**TO BE DONE**
Identify all lines in the data containing the string "returns". Copy them out.
--- Start INFORMATION GIVEN ---
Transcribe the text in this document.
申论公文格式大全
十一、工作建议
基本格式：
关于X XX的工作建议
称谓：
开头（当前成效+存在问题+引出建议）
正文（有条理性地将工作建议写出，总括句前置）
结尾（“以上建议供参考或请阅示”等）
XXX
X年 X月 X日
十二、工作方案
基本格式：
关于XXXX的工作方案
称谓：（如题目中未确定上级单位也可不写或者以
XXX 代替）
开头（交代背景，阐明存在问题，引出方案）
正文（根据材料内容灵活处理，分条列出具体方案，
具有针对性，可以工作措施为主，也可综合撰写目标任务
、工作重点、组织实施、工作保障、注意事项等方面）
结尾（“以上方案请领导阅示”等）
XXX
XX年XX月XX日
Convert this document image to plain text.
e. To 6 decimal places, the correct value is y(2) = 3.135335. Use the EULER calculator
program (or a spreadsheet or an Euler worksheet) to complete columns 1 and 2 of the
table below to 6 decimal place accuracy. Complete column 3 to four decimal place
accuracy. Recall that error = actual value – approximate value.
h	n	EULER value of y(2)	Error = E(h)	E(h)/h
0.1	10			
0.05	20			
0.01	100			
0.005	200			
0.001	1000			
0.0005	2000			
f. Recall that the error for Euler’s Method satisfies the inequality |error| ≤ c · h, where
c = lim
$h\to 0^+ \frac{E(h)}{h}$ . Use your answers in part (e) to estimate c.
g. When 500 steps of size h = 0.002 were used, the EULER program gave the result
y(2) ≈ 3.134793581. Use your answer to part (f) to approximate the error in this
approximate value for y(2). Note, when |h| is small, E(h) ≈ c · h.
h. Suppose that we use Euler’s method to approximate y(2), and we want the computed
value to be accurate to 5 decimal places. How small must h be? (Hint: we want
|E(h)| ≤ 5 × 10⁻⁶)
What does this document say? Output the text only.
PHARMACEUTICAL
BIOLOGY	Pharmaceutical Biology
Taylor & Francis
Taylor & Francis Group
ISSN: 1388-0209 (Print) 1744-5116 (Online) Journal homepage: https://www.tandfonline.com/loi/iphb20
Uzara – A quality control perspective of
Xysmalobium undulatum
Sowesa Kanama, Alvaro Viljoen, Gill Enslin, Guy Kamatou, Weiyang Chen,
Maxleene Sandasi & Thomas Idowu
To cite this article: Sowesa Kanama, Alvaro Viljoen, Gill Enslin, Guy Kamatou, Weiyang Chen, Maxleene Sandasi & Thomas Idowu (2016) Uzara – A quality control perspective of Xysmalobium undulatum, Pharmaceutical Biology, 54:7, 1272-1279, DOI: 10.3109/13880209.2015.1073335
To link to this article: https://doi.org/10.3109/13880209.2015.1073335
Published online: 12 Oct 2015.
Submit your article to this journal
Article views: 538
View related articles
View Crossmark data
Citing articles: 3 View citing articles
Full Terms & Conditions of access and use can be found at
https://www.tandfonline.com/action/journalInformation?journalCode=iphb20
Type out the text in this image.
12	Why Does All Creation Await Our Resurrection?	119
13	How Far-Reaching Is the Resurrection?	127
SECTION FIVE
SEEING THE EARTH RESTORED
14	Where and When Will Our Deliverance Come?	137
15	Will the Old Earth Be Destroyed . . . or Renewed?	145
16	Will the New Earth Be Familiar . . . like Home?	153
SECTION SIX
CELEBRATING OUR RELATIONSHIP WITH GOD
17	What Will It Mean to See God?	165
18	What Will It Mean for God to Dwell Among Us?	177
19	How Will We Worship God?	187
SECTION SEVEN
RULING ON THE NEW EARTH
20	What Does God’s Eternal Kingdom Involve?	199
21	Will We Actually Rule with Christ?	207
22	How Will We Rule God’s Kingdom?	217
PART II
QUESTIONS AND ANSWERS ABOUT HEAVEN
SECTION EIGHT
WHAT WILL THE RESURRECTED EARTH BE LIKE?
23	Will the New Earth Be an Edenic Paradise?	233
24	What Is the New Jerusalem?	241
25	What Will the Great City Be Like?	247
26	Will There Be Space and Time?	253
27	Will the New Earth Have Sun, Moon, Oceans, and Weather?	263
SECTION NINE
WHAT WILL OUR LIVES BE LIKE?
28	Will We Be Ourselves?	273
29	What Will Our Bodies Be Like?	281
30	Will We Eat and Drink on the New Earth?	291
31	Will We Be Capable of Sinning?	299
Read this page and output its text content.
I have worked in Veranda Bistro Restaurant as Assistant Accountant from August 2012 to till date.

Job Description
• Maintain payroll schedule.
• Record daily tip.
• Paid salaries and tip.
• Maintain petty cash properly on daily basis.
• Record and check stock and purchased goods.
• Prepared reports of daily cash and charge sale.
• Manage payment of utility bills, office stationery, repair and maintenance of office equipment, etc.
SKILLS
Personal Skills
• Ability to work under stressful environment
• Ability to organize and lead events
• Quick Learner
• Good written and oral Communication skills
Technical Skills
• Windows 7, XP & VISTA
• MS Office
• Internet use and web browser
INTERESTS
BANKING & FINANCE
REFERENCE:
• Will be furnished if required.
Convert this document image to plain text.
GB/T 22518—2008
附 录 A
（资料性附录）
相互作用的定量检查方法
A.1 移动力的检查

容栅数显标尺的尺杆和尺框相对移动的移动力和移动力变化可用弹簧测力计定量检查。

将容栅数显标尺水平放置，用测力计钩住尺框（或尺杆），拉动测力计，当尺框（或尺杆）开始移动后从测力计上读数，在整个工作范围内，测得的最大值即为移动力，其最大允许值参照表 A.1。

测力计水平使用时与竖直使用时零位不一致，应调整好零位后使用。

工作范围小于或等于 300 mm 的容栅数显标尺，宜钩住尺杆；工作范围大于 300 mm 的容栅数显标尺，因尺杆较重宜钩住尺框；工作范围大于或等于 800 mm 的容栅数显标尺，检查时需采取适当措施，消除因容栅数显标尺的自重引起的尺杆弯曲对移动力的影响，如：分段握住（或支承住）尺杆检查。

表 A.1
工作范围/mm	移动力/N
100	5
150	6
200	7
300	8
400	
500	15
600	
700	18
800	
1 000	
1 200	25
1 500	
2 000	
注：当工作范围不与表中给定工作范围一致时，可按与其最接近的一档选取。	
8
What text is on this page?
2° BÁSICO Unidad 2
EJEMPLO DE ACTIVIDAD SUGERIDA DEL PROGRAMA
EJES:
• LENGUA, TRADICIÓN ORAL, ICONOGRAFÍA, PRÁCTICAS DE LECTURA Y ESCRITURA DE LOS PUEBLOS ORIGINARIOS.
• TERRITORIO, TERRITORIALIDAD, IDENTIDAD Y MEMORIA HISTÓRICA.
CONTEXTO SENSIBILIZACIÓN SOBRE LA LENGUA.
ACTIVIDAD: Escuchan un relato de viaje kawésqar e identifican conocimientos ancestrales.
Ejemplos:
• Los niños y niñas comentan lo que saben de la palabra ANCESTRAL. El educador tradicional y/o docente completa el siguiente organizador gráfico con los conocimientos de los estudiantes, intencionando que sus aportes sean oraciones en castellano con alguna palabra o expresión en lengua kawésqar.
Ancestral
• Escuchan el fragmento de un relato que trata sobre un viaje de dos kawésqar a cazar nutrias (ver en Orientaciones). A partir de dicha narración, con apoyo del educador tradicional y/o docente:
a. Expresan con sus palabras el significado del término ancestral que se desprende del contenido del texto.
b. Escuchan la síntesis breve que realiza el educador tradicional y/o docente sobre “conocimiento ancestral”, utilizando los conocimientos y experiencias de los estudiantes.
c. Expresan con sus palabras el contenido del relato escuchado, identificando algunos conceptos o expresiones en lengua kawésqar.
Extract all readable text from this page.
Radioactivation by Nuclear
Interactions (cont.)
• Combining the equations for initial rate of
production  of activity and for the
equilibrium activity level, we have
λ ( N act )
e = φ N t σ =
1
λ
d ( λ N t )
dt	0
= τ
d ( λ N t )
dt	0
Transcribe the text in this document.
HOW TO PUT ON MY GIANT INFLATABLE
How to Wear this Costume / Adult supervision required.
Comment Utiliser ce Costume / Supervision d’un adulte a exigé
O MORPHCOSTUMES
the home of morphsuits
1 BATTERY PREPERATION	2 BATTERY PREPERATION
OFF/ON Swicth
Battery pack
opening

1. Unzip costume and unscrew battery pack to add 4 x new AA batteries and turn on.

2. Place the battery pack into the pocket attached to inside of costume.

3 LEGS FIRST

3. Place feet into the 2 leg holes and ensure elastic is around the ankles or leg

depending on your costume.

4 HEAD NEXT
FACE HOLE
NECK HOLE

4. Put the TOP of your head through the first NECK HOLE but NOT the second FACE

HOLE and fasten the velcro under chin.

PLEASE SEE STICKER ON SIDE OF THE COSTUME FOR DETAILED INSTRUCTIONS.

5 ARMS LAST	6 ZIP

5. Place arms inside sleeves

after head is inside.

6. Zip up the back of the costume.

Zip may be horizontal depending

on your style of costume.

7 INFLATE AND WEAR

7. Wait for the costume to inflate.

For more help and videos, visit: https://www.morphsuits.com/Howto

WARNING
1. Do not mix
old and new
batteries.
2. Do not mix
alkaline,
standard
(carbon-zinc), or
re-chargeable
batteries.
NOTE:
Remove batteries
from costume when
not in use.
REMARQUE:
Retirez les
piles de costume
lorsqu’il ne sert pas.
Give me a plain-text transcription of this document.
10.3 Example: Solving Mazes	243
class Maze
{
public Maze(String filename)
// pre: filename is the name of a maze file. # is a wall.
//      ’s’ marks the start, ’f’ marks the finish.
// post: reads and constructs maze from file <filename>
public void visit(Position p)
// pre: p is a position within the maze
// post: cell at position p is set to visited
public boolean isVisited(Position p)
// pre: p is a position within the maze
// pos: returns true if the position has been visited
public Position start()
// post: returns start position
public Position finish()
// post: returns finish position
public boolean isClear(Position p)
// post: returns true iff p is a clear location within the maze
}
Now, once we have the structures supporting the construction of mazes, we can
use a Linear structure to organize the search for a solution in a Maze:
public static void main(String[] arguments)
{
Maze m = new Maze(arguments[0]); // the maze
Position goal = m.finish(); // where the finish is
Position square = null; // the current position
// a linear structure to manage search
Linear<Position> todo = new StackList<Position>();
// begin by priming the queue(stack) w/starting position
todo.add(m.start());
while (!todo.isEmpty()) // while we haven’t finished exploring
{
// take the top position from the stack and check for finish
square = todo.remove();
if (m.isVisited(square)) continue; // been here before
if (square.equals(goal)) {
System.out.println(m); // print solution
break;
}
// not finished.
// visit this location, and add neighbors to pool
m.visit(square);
--- End INFORMATION GIVEN ---
**CORRECT RESULT**
// pos: returns true if the position has been visited
// post: returns start position
// post: returns finish position
// post: returns true iff p is a clear location within the maze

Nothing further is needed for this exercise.